» Task: Restate the full listing word for word and leave the pictures out.

--------------------------------------------------

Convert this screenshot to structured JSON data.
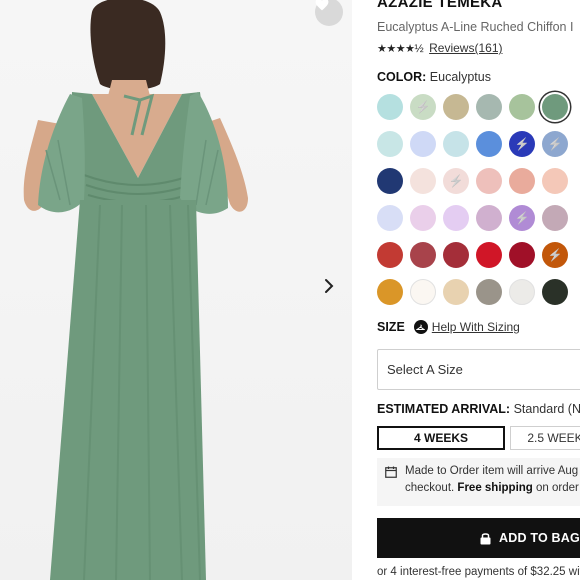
{
  "product": {
    "brand": "AZAZIE TEMEKA",
    "subtitle": "Eucalyptus A-Line Ruched Chiffon I",
    "stars_text": "★★★★½",
    "reviews_label": "Reviews(161)"
  },
  "color": {
    "label": "COLOR:",
    "selected_name": "Eucalyptus",
    "swatches": [
      {
        "hex": "#b5e0e0",
        "bolt": false
      },
      {
        "hex": "#c9dcc4",
        "bolt": true
      },
      {
        "hex": "#c6b893",
        "bolt": false
      },
      {
        "hex": "#a6b8b0",
        "bolt": false
      },
      {
        "hex": "#a7c39c",
        "bolt": false
      },
      {
        "hex": "#6f9a7d",
        "bolt": false,
        "selected": true
      },
      {
        "hex": "#c8e6e6",
        "bolt": false
      },
      {
        "hex": "#cfd9f6",
        "bolt": false
      },
      {
        "hex": "#c6e3e8",
        "bolt": false
      },
      {
        "hex": "#5b8fdc",
        "bolt": false
      },
      {
        "hex": "#2a3ab8",
        "bolt": true
      },
      {
        "hex": "#8da7cf",
        "bolt": true
      },
      {
        "hex": "#213873",
        "bolt": false
      },
      {
        "hex": "#f4e2dd",
        "bolt": false
      },
      {
        "hex": "#f2dcd9",
        "bolt": true
      },
      {
        "hex": "#eec0bb",
        "bolt": false
      },
      {
        "hex": "#e9ab9c",
        "bolt": false
      },
      {
        "hex": "#f4c8b8",
        "bolt": false
      },
      {
        "hex": "#d8def6",
        "bolt": false
      },
      {
        "hex": "#eacfea",
        "bolt": false
      },
      {
        "hex": "#e4cdf2",
        "bolt": false
      },
      {
        "hex": "#d0b0cf",
        "bolt": false
      },
      {
        "hex": "#b08bd5",
        "bolt": true
      },
      {
        "hex": "#c3a9b6",
        "bolt": false
      },
      {
        "hex": "#c23a33",
        "bolt": false
      },
      {
        "hex": "#a8434b",
        "bolt": false
      },
      {
        "hex": "#a42e39",
        "bolt": false
      },
      {
        "hex": "#d01627",
        "bolt": false
      },
      {
        "hex": "#a01028",
        "bolt": false
      },
      {
        "hex": "#c2570a",
        "bolt": true
      },
      {
        "hex": "#da9628",
        "bolt": false
      },
      {
        "hex": "#fbf7f2",
        "bolt": false
      },
      {
        "hex": "#e8d2b0",
        "bolt": false
      },
      {
        "hex": "#9a948a",
        "bolt": false
      },
      {
        "hex": "#ecebe8",
        "bolt": false
      },
      {
        "hex": "#2a3128",
        "bolt": false
      }
    ]
  },
  "size": {
    "label": "SIZE",
    "help_label": "Help With Sizing",
    "select_placeholder": "Select A Size"
  },
  "arrival": {
    "label": "ESTIMATED ARRIVAL:",
    "value": "Standard (N",
    "option_selected": "4 WEEKS",
    "option_other": "2.5 WEEK"
  },
  "note": {
    "line1": "Made to Order item will arrive Aug",
    "line2_prefix": "checkout. ",
    "line2_bold": "Free shipping",
    "line2_suffix": " on order"
  },
  "cart": {
    "add_label": "ADD TO BAG"
  },
  "installments": "or 4 interest-free payments of $32.25 wit",
  "colors": {
    "accent": "#111111",
    "dress": "#6f9a7d"
  }
}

--------------------------------------------------

» Final answer:
Convert this screenshot to structured JSON data.
{
  "product": {
    "brand": "AZAZIE TEMEKA",
    "subtitle": "Eucalyptus A-Line Ruched Chiffon I",
    "stars_text": "★★★★½",
    "reviews_label": "Reviews(161)"
  },
  "color": {
    "label": "COLOR:",
    "selected_name": "Eucalyptus",
    "swatches": [
      {
        "hex": "#b5e0e0",
        "bolt": false
      },
      {
        "hex": "#c9dcc4",
        "bolt": true
      },
      {
        "hex": "#c6b893",
        "bolt": false
      },
      {
        "hex": "#a6b8b0",
        "bolt": false
      },
      {
        "hex": "#a7c39c",
        "bolt": false
      },
      {
        "hex": "#6f9a7d",
        "bolt": false,
        "selected": true
      },
      {
        "hex": "#c8e6e6",
        "bolt": false
      },
      {
        "hex": "#cfd9f6",
        "bolt": false
      },
      {
        "hex": "#c6e3e8",
        "bolt": false
      },
      {
        "hex": "#5b8fdc",
        "bolt": false
      },
      {
        "hex": "#2a3ab8",
        "bolt": true
      },
      {
        "hex": "#8da7cf",
        "bolt": true
      },
      {
        "hex": "#213873",
        "bolt": false
      },
      {
        "hex": "#f4e2dd",
        "bolt": false
      },
      {
        "hex": "#f2dcd9",
        "bolt": true
      },
      {
        "hex": "#eec0bb",
        "bolt": false
      },
      {
        "hex": "#e9ab9c",
        "bolt": false
      },
      {
        "hex": "#f4c8b8",
        "bolt": false
      },
      {
        "hex": "#d8def6",
        "bolt": false
      },
      {
        "hex": "#eacfea",
        "bolt": false
      },
      {
        "hex": "#e4cdf2",
        "bolt": false
      },
      {
        "hex": "#d0b0cf",
        "bolt": false
      },
      {
        "hex": "#b08bd5",
        "bolt": true
      },
      {
        "hex": "#c3a9b6",
        "bolt": false
      },
      {
        "hex": "#c23a33",
        "bolt": false
      },
      {
        "hex": "#a8434b",
        "bolt": false
      },
      {
        "hex": "#a42e39",
        "bolt": false
      },
      {
        "hex": "#d01627",
        "bolt": false
      },
      {
        "hex": "#a01028",
        "bolt": false
      },
      {
        "hex": "#c2570a",
        "bolt": true
      },
      {
        "hex": "#da9628",
        "bolt": false
      },
      {
        "hex": "#fbf7f2",
        "bolt": false
      },
      {
        "hex": "#e8d2b0",
        "bolt": false
      },
      {
        "hex": "#9a948a",
        "bolt": false
      },
      {
        "hex": "#ecebe8",
        "bolt": false
      },
      {
        "hex": "#2a3128",
        "bolt": false
      }
    ]
  },
  "size": {
    "label": "SIZE",
    "help_label": "Help With Sizing",
    "select_placeholder": "Select A Size"
  },
  "arrival": {
    "label": "ESTIMATED ARRIVAL:",
    "value": "Standard (N",
    "option_selected": "4 WEEKS",
    "option_other": "2.5 WEEK"
  },
  "note": {
    "line1": "Made to Order item will arrive Aug",
    "line2_prefix": "checkout. ",
    "line2_bold": "Free shipping",
    "line2_suffix": " on order"
  },
  "cart": {
    "add_label": "ADD TO BAG"
  },
  "installments": "or 4 interest-free payments of $32.25 wit",
  "colors": {
    "accent": "#111111",
    "dress": "#6f9a7d"
  }
}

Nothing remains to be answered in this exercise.